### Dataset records
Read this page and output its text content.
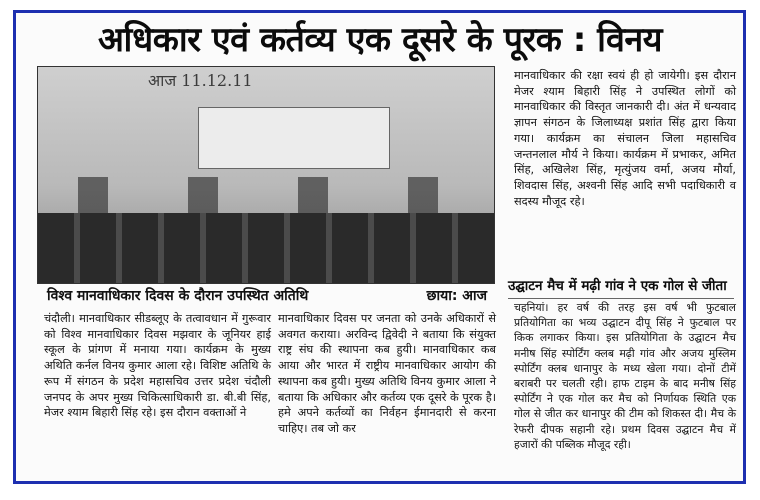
अधिकार एवं कर्तव्य एक दूसरे के पूरक : विनय
आज 11.12.11
विश्व मानवाधिकार दिवस के दौरान उपस्थित अतिथि	छाया: आज
मानवाधिकार की रक्षा स्वयं ही हो जायेगी। इस दौरान मेजर श्याम बिहारी सिंह ने उपस्थित लोगों को मानवाधिकार की विस्तृत जानकारी दी। अंत में धन्यवाद ज्ञापन संगठन के जिलाध्यक्ष प्रशांत सिंह द्वारा किया गया। कार्यक्रम का संचालन जिला महासचिव जन्तनलाल मौर्य ने किया। कार्यक्रम में प्रभाकर, अमित सिंह, अखिलेश सिंह, मृत्युंजय वर्मा, अजय मौर्या, शिवदास सिंह, अश्वनी सिंह आदि सभी पदाधिकारी व सदस्य मौजूद रहे।
चंदौली। मानवाधिकार सीडब्लूए के तत्वावधान में गुरूवार को विश्व मानवाधिकार दिवस मझवार के जूनियर हाई स्कूल के प्रांगण में मनाया गया। कार्यक्रम के मुख्य अथिति कर्नल विनय कुमार आला रहे। विशिष्ट अतिथि के रूप में संगठन के प्रदेश महासचिव उत्तर प्रदेश चंदौली जनपद के अपर मुख्य चिकित्साधिकारी डा. बी.बी सिंह, मेजर श्याम बिहारी सिंह रहे। इस दौरान वक्ताओं ने
मानवाधिकार दिवस पर जनता को उनके अधिकारों से अवगत कराया। अरविन्द द्विवेदी ने बताया कि संयुक्त राष्ट्र संघ की स्थापना कब हुयी। मानवाधिकार कब आया और भारत में राष्ट्रीय मानवाधिकार आयोग की स्थापना कब हुयी। मुख्य अतिथि विनय कुमार आला ने बताया कि अधिकार और कर्तव्य एक दूसरे के पूरक है। हमे अपने कर्तव्यों का निर्वहन ईमानदारी से करना चाहिए। तब जो कर
उद्घाटन मैच में मढ़ी गांव ने एक गोल से जीता
चहनियां। हर वर्ष की तरह इस वर्ष भी फुटबाल प्रतियोगिता का भव्य उद्घाटन दीपू सिंह ने फुटबाल पर किक लगाकर किया। इस प्रतियोगिता के उद्घाटन मैच मनीष सिंह स्पोर्टिंग क्लब मढ़ी गांव और अजय मुस्लिम स्पोर्टिंग क्लब धानापुर के मध्य खेला गया। दोनों टीमें बराबरी पर चलती रही। हाफ टाइम के बाद मनीष सिंह स्पोर्टिंग ने एक गोल कर मैच को निर्णायक स्थिति एक गोल से जीत कर धानापुर की टीम को शिकस्त दी। मैच के रेफरी दीपक सहानी रहे। प्रथम दिवस उद्घाटन मैच में हजारों की पब्लिक मौजूद रही।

### Written request
Return the material exactly as given, apart from the pictures.

### Written response
Read this page and output its text content.
अधिकार एवं कर्तव्य एक दूसरे के पूरक : विनय
आज 11.12.11
विश्व मानवाधिकार दिवस के दौरान उपस्थित अतिथि	छाया: आज
मानवाधिकार की रक्षा स्वयं ही हो जायेगी। इस दौरान मेजर श्याम बिहारी सिंह ने उपस्थित लोगों को मानवाधिकार की विस्तृत जानकारी दी। अंत में धन्यवाद ज्ञापन संगठन के जिलाध्यक्ष प्रशांत सिंह द्वारा किया गया। कार्यक्रम का संचालन जिला महासचिव जन्तनलाल मौर्य ने किया। कार्यक्रम में प्रभाकर, अमित सिंह, अखिलेश सिंह, मृत्युंजय वर्मा, अजय मौर्या, शिवदास सिंह, अश्वनी सिंह आदि सभी पदाधिकारी व सदस्य मौजूद रहे।
चंदौली। मानवाधिकार सीडब्लूए के तत्वावधान में गुरूवार को विश्व मानवाधिकार दिवस मझवार के जूनियर हाई स्कूल के प्रांगण में मनाया गया। कार्यक्रम के मुख्य अथिति कर्नल विनय कुमार आला रहे। विशिष्ट अतिथि के रूप में संगठन के प्रदेश महासचिव उत्तर प्रदेश चंदौली जनपद के अपर मुख्य चिकित्साधिकारी डा. बी.बी सिंह, मेजर श्याम बिहारी सिंह रहे। इस दौरान वक्ताओं ने
मानवाधिकार दिवस पर जनता को उनके अधिकारों से अवगत कराया। अरविन्द द्विवेदी ने बताया कि संयुक्त राष्ट्र संघ की स्थापना कब हुयी। मानवाधिकार कब आया और भारत में राष्ट्रीय मानवाधिकार आयोग की स्थापना कब हुयी। मुख्य अतिथि विनय कुमार आला ने बताया कि अधिकार और कर्तव्य एक दूसरे के पूरक है। हमे अपने कर्तव्यों का निर्वहन ईमानदारी से करना चाहिए। तब जो कर
उद्घाटन मैच में मढ़ी गांव ने एक गोल से जीता
चहनियां। हर वर्ष की तरह इस वर्ष भी फुटबाल प्रतियोगिता का भव्य उद्घाटन दीपू सिंह ने फुटबाल पर किक लगाकर किया। इस प्रतियोगिता के उद्घाटन मैच मनीष सिंह स्पोर्टिंग क्लब मढ़ी गांव और अजय मुस्लिम स्पोर्टिंग क्लब धानापुर के मध्य खेला गया। दोनों टीमें बराबरी पर चलती रही। हाफ टाइम के बाद मनीष सिंह स्पोर्टिंग ने एक गोल कर मैच को निर्णायक स्थिति एक गोल से जीत कर धानापुर की टीम को शिकस्त दी। मैच के रेफरी दीपक सहानी रहे। प्रथम दिवस उद्घाटन मैच में हजारों की पब्लिक मौजूद रही।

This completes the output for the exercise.